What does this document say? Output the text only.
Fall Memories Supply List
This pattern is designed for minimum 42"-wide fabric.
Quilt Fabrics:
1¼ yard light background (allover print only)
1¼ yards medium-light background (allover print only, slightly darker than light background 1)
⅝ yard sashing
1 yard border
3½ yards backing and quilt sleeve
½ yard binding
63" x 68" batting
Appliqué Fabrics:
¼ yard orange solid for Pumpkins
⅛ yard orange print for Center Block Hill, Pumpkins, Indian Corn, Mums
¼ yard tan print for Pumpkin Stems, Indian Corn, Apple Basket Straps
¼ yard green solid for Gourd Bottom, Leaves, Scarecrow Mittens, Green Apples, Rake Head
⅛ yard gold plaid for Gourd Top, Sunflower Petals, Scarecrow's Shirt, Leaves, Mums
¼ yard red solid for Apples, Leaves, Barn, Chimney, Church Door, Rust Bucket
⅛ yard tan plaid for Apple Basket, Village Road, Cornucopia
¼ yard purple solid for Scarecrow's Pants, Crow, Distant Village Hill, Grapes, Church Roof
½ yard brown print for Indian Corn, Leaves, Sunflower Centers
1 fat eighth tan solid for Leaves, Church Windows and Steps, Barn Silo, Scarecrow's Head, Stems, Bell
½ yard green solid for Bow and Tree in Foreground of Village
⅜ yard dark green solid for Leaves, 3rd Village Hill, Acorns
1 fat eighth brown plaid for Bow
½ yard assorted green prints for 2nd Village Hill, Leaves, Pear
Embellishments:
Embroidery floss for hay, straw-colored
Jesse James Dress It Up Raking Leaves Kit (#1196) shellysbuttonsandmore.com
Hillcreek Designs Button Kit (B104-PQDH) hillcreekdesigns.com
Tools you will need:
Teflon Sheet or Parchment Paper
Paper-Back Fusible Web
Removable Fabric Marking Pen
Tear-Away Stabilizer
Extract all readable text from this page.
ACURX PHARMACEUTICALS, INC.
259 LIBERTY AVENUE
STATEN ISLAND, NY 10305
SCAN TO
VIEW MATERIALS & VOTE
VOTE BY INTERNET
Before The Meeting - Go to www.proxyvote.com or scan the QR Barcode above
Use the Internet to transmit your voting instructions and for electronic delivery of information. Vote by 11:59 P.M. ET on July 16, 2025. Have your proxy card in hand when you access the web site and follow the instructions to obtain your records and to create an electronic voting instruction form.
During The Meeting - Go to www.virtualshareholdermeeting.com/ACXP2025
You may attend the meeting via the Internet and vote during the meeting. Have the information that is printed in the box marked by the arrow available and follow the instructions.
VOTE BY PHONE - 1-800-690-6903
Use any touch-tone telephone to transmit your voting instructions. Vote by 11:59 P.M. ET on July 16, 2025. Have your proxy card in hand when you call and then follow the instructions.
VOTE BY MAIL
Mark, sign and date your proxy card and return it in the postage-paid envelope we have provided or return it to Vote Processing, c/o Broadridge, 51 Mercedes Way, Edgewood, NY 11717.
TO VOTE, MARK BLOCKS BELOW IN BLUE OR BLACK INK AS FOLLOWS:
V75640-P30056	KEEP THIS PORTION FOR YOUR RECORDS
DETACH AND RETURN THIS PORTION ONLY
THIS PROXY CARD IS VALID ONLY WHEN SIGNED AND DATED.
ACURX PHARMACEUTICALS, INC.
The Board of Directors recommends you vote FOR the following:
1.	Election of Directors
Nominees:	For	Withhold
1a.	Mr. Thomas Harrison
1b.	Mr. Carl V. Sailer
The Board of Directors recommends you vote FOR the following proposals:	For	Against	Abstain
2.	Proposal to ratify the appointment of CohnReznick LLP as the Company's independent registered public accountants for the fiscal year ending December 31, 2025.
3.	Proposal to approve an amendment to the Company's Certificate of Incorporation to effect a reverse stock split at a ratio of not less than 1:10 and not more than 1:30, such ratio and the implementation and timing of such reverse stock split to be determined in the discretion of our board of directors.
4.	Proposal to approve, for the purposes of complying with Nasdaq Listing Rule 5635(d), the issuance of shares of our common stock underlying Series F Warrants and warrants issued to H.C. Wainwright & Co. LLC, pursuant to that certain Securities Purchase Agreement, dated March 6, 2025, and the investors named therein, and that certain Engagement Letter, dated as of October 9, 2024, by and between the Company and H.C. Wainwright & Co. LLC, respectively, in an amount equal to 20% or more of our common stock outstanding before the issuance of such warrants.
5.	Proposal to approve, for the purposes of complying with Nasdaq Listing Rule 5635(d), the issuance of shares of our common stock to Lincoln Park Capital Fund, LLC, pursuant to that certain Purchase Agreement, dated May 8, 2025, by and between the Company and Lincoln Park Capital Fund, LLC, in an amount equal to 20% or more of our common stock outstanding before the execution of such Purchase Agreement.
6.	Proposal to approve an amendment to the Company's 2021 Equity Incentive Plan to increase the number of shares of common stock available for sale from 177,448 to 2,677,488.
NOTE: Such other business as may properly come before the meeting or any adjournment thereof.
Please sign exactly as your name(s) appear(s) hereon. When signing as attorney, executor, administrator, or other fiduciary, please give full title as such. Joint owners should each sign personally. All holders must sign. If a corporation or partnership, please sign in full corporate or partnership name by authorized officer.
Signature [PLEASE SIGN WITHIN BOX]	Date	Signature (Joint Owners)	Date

---

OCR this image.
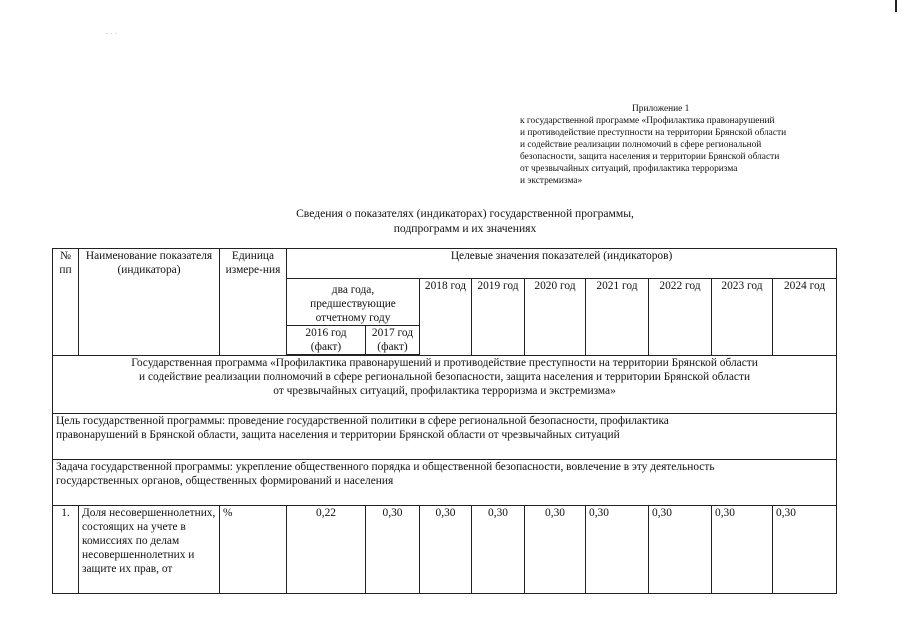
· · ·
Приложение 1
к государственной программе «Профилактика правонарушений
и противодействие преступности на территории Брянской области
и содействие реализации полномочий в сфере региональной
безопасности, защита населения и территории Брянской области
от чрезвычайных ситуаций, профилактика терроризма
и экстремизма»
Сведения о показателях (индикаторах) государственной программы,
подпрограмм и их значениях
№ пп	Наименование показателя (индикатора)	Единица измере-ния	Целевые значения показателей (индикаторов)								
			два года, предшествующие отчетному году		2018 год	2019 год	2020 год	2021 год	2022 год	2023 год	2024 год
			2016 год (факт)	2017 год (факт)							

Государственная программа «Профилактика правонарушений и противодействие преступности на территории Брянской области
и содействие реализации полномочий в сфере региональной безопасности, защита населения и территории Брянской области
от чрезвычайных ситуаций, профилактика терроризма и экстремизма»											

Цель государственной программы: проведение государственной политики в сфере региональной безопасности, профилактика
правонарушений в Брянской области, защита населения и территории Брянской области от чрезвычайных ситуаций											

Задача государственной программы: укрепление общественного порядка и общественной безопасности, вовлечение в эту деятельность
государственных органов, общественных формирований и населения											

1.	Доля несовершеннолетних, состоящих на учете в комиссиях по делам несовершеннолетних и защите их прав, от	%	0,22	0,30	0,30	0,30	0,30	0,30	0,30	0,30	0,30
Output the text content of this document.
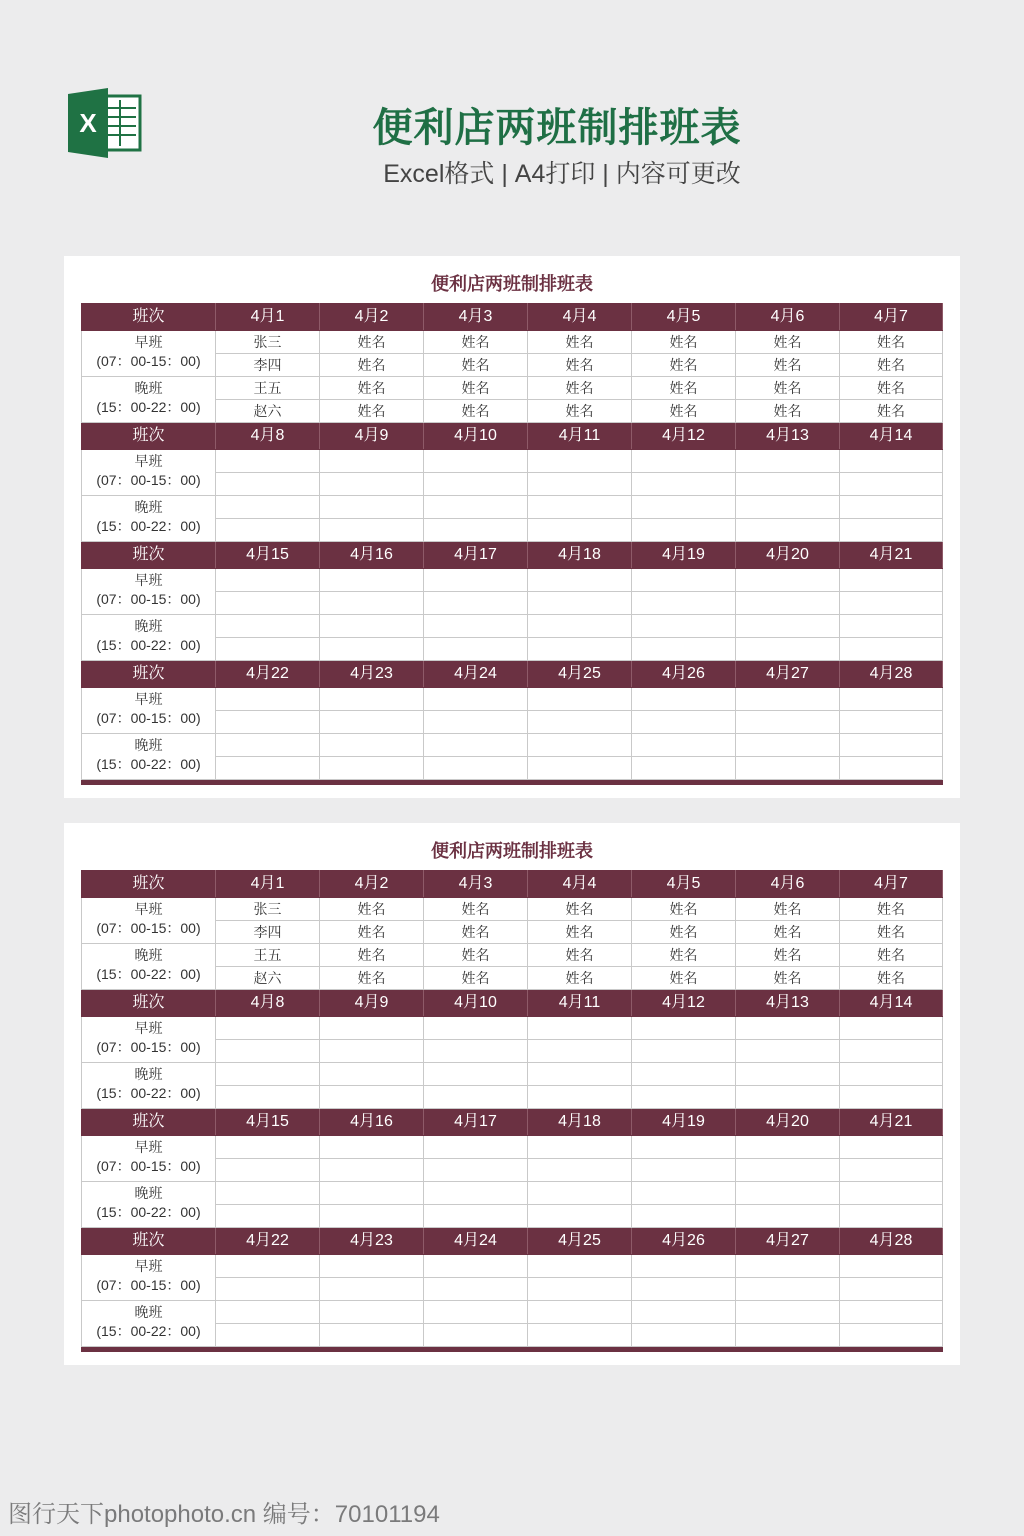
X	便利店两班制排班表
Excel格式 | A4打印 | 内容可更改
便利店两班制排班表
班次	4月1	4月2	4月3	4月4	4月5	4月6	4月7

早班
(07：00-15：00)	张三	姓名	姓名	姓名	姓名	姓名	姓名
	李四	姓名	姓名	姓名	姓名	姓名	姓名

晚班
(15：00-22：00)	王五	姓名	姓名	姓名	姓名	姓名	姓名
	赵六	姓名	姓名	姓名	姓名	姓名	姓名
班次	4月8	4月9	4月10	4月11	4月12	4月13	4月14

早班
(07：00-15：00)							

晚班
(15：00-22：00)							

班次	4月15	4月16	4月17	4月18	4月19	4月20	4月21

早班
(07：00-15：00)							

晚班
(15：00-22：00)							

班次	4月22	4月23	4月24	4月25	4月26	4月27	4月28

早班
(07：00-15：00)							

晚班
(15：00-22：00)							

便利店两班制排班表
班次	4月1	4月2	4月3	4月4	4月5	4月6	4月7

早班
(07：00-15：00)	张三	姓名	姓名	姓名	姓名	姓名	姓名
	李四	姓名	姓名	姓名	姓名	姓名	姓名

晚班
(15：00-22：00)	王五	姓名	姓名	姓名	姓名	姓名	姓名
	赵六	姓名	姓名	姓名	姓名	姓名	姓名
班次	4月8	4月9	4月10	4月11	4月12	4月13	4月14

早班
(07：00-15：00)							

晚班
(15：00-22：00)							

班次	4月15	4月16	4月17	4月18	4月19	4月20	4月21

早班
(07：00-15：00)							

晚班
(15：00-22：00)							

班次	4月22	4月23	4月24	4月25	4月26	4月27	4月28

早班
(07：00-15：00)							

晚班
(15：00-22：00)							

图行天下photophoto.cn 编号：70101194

# REQUIREMENTS
Check each line of these records for the string "содействие" and state only how many lines have it.

# EXERCISE ANSWER
2